# BRONDOCUMENT:
○ ○ ○ ○ ○
Verhalen

‘Kom in beweging!’

15 oktober, 2019

Rob Blokzijl, sinds de oprichting persoonlijk begeleider bij het Martien Schaaperhuis van HVO-Querido, gaat met pensioen. Dat had hij jaren geleden al kunnen doen, maar hij heeft er bewust voor gekozen om tot zijn 68ste door te werken. Want ‘door je werk blijf je betrokken bij de maatschappij,’ aldus Rob.

Rob Blokzijl (1952) weet wat werken is, want hij doet het al vanaf zijn twaalfde jaar, als hij als leerling naar de zeevaartschool gaat in Delfzijl voor een opleiding in de praktijk.
‘Je werd daar opgeleid tot wat ze maritiem officier noemen,’ vertelt Rob, ‘maar in de praktijk ben je gewoon matroos hoor. Je leert het vak al werkend en aan boord kun je vervolgens steeds meer papieren halen.
○ ○ ○ ○ ○
# GEGEVEN INFORMATIE:

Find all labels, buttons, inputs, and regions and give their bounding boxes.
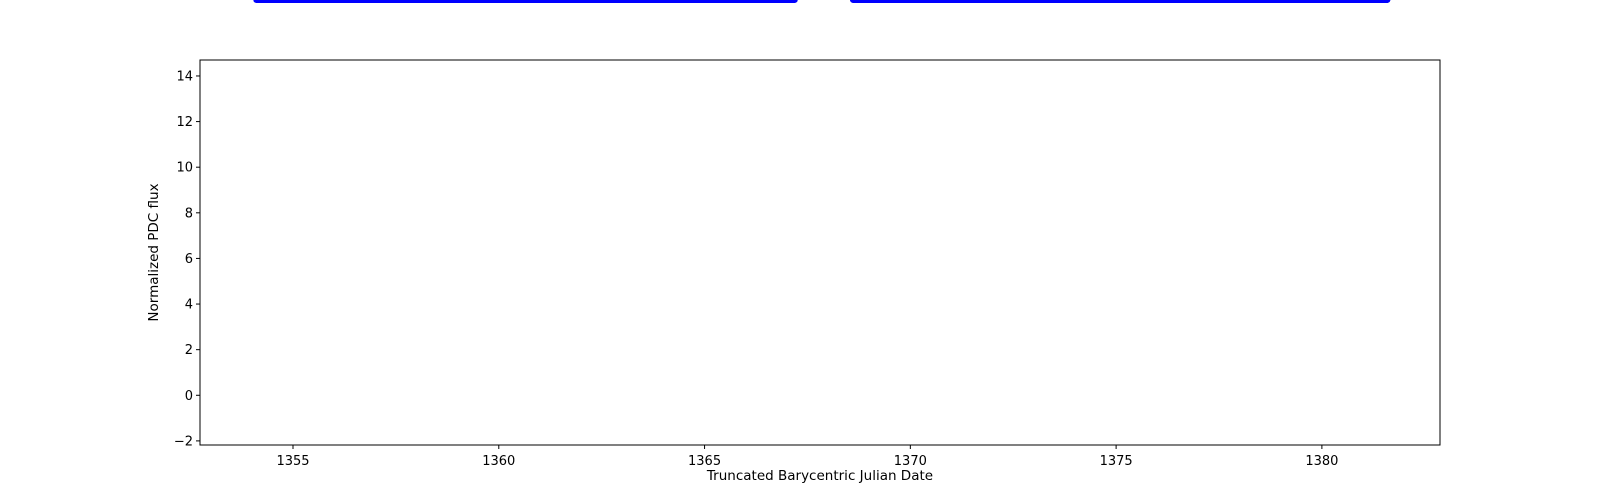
figure: 1355 1360 1365 1370 1375 1380 −2 0 2 4 6 8 10 12 14 T…: [0, 0, 1600, 500]
figure-background: [0, 0, 1600, 500]
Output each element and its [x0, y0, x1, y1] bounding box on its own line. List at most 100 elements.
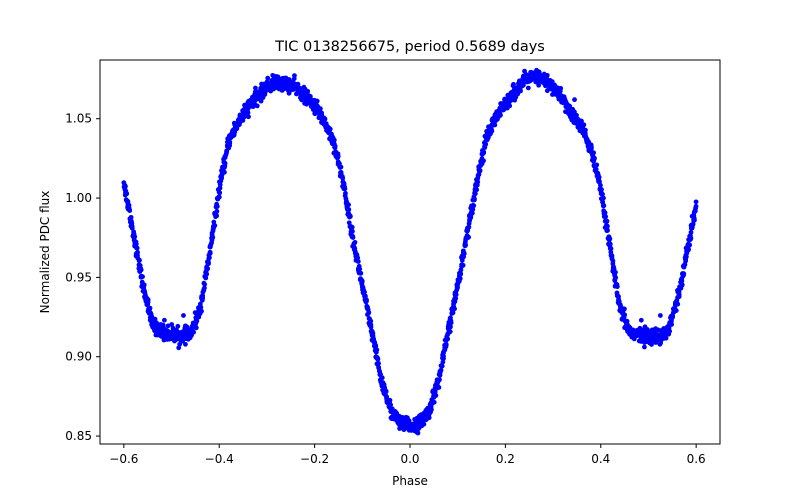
data-point: [128, 214, 134, 220]
data-point: [254, 103, 260, 109]
data-point: [137, 257, 142, 263]
data-point: [438, 367, 444, 373]
data-point: [622, 306, 627, 312]
data-point: [295, 81, 301, 87]
data-point: [457, 276, 463, 282]
data-point: [352, 239, 358, 245]
data-point: [142, 290, 148, 295]
data-point: [169, 322, 175, 327]
outlier-point: [181, 313, 186, 318]
data-point: [602, 210, 608, 216]
data-point: [687, 242, 693, 248]
chart-title: TIC 0138256675, period 0.5689 days: [274, 39, 545, 55]
data-point: [471, 203, 477, 209]
data-point: [489, 128, 495, 134]
data-point: [335, 155, 340, 161]
data-point: [343, 190, 348, 196]
data-point: [558, 85, 564, 91]
data-point: [346, 202, 351, 208]
data-point: [129, 225, 135, 231]
data-point: [332, 145, 338, 151]
data-point: [359, 277, 365, 283]
outlier-point: [657, 313, 663, 318]
data-point: [594, 162, 600, 168]
data-point: [212, 223, 218, 228]
data-point: [138, 267, 144, 273]
data-point: [443, 344, 449, 350]
data-point: [525, 85, 531, 91]
data-point: [374, 347, 380, 353]
data-point: [370, 332, 376, 338]
data-point: [591, 150, 597, 156]
data-point: [461, 251, 467, 256]
data-point: [453, 292, 459, 298]
data-point: [216, 194, 222, 200]
data-point: [498, 112, 503, 118]
data-point: [206, 261, 212, 266]
data-point: [603, 214, 609, 219]
data-point: [145, 297, 151, 303]
x-axis-label: Phase: [392, 474, 428, 488]
data-point: [175, 323, 181, 329]
data-point: [601, 203, 607, 208]
data-point: [217, 185, 223, 191]
data-point: [123, 183, 128, 189]
data-point: [265, 75, 271, 81]
data-point: [481, 158, 486, 164]
data-point: [667, 328, 673, 334]
data-point: [614, 284, 620, 290]
x-axis-ticks: −0.6 −0.4 −0.2 0.0 0.2 0.4 0.6: [109, 444, 706, 466]
data-point: [681, 272, 686, 278]
data-point: [322, 116, 328, 122]
data-point: [339, 174, 345, 179]
data-point: [358, 270, 364, 276]
data-point: [474, 187, 480, 193]
data-point: [578, 118, 584, 124]
data-point: [147, 305, 153, 311]
data-point: [682, 262, 688, 267]
y-tick-label: 1.05: [65, 112, 92, 126]
data-point: [379, 375, 385, 381]
data-point: [466, 224, 472, 230]
data-point: [222, 169, 227, 175]
data-point: [468, 215, 474, 221]
data-point: [350, 233, 356, 239]
data-point: [608, 246, 614, 252]
data-point: [592, 155, 597, 161]
data-point: [362, 289, 367, 295]
data-point: [329, 133, 335, 139]
y-axis-label: Normalized PDC flux: [38, 191, 52, 314]
data-point: [452, 306, 457, 312]
outlier-point: [572, 97, 577, 103]
data-point: [349, 229, 355, 234]
outlier-point: [638, 317, 644, 323]
data-point: [216, 189, 222, 195]
data-point: [194, 318, 200, 324]
data-point: [453, 296, 459, 302]
data-point: [262, 92, 268, 97]
data-point: [366, 310, 372, 315]
data-point: [319, 110, 324, 116]
data-point: [676, 291, 682, 297]
data-point: [622, 312, 628, 318]
data-point: [375, 356, 381, 362]
data-point: [600, 199, 605, 205]
data-point: [338, 164, 344, 170]
data-point: [327, 126, 333, 132]
data-point: [134, 245, 140, 251]
data-point: [649, 342, 654, 347]
data-point: [135, 249, 140, 255]
data-point: [679, 278, 685, 284]
data-point: [207, 250, 213, 256]
data-point: [679, 282, 685, 288]
data-point: [348, 213, 353, 219]
data-point: [588, 145, 594, 151]
y-tick-label: 0.85: [65, 429, 92, 443]
data-point: [431, 399, 437, 405]
data-point: [199, 308, 204, 314]
data-point: [460, 262, 466, 268]
data-point: [693, 203, 699, 209]
plot-frame: [99, 59, 721, 445]
data-point: [507, 103, 513, 109]
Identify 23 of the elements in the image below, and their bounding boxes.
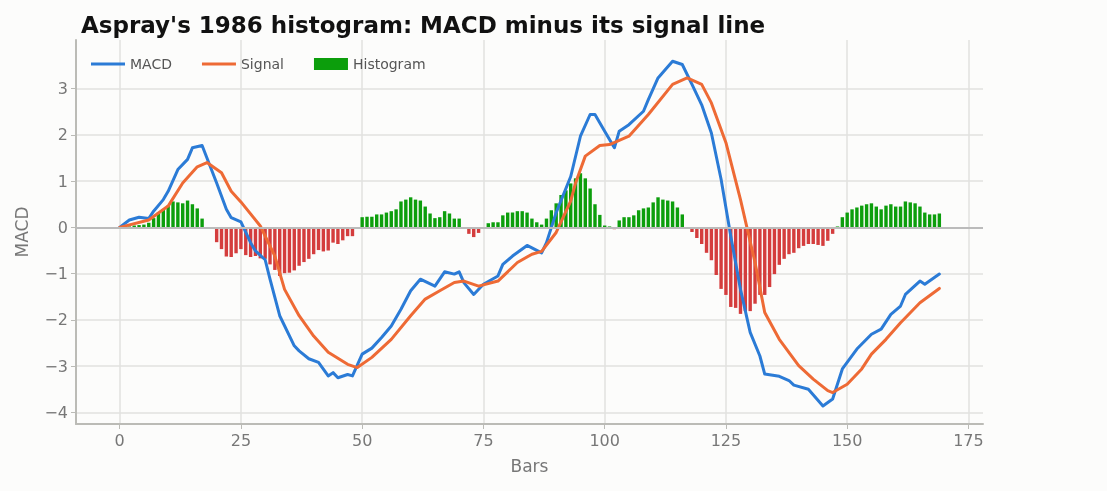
- y-tick-label: 3: [57, 79, 68, 99]
- x-tick-label: 25: [230, 430, 252, 450]
- x-tick-label: 50: [351, 430, 373, 450]
- legend-label: Histogram: [352, 56, 426, 72]
- x-axis-title: Bars: [510, 455, 549, 476]
- y-tick-label: 2: [57, 125, 68, 145]
- y-tick-label: −2: [44, 310, 68, 330]
- y-tick-label: −4: [44, 402, 68, 422]
- x-tick-label: 125: [710, 430, 742, 450]
- x-tick-label: 175: [953, 430, 984, 450]
- y-tick-label: 0: [57, 217, 68, 237]
- x-tick-label: 150: [831, 430, 863, 450]
- x-tick-label: 75: [473, 430, 494, 450]
- legend-label: MACD: [130, 56, 172, 72]
- bar: [457, 218, 461, 228]
- y-tick-label: −3: [44, 356, 68, 376]
- x-tick-label: 100: [589, 430, 620, 450]
- y-tick-label: −1: [44, 264, 68, 284]
- x-tick-label: 0: [114, 430, 125, 450]
- y-axis-title: MACD: [11, 206, 32, 258]
- legend-label: Signal: [240, 56, 284, 72]
- chart-title: Aspray's 1986 histogram: MACD minus its signal line: [81, 11, 766, 38]
- y-tick-label: 1: [57, 171, 68, 191]
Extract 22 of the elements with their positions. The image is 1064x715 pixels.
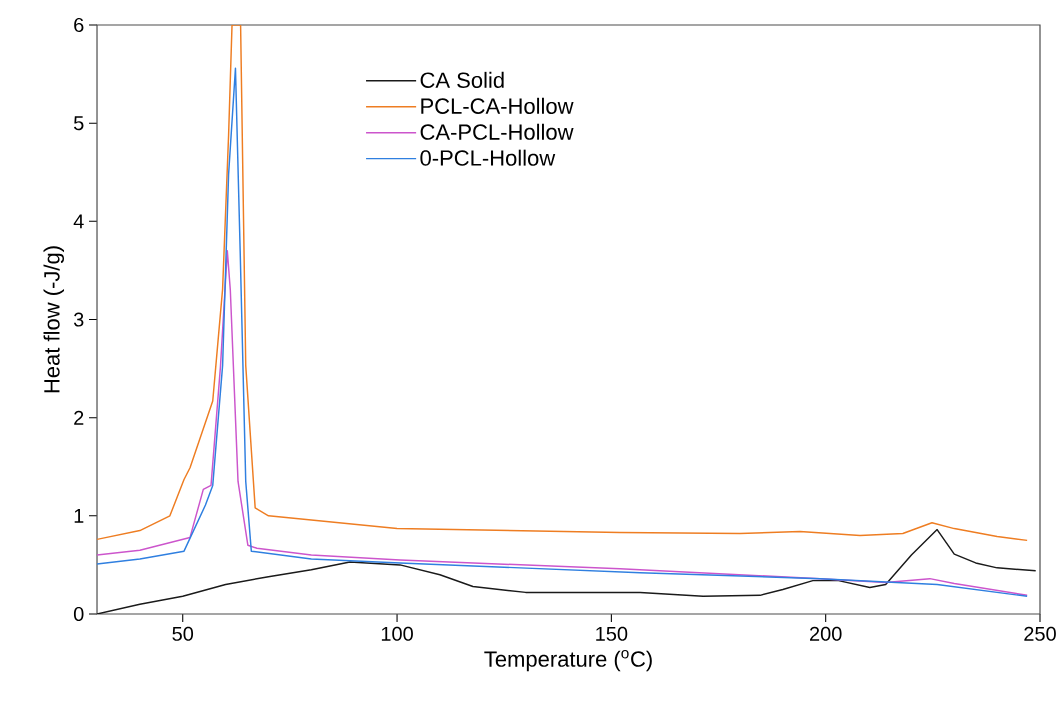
- y-tick-label: 6: [74, 18, 84, 33]
- x-tick-label: 150: [596, 626, 628, 642]
- line-series: [97, 250, 1028, 597]
- legend-label: CA Solid: [420, 72, 504, 89]
- y-tick-label: 0: [73, 607, 84, 622]
- y-tick-label: 4: [73, 214, 84, 229]
- y-axis-title: Heat flow (-J/g): [43, 246, 65, 393]
- x-tick-label: 100: [381, 626, 413, 642]
- y-tick-label: 5: [73, 116, 84, 131]
- legend-label: 0-PCL-Hollow: [420, 149, 556, 166]
- line-series: [97, 25, 1028, 542]
- line-series: [97, 529, 1037, 615]
- line-series: [97, 67, 1028, 598]
- x-tick-label: 250: [1024, 626, 1056, 642]
- x-tick-label: 50: [172, 626, 194, 642]
- y-tick-label: 2: [74, 410, 84, 425]
- x-tick-label: 200: [810, 626, 842, 642]
- legend-label: PCL-CA-Hollow: [421, 97, 574, 115]
- y-tick-label: 3: [73, 312, 84, 327]
- x-axis-title: Temperature ($^{o}$C): [484, 650, 652, 672]
- legend-label: CA-PCL-Hollow: [420, 123, 574, 141]
- y-tick-label: 1: [74, 509, 84, 523]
○ ○ ○ ○ ○
# OPDRACHTEISEN:
1. Geef een deel van het brondocument letterlijk opnieuw weer, beginnend bij de woorden "Rob Blokzijl (1952)" en stoppend na "meer papieren halen.".
2. Tot welke leeftijd heeft Rob Blokzijl volgens het brondocument bewust doorgewerkt?
De vermeldingen staan los van het brondocument.

# ANTWOORDEN OPDRACHTEN:
1.
Rob Blokzijl (1952) weet wat werken is, want hij doet het al vanaf zijn twaalfde jaar, als hij als leerling naar de zeevaartschool gaat in Delfzijl voor een opleiding in de praktijk.
‘Je werd daar opgeleid tot wat ze maritiem officier noemen,’ vertelt Rob, ‘maar in de praktijk ben je gewoon matroos hoor. Je leert het vak al werkend en aan boord kun je vervolgens steeds meer papieren halen.

2. Tot zijn 68ste.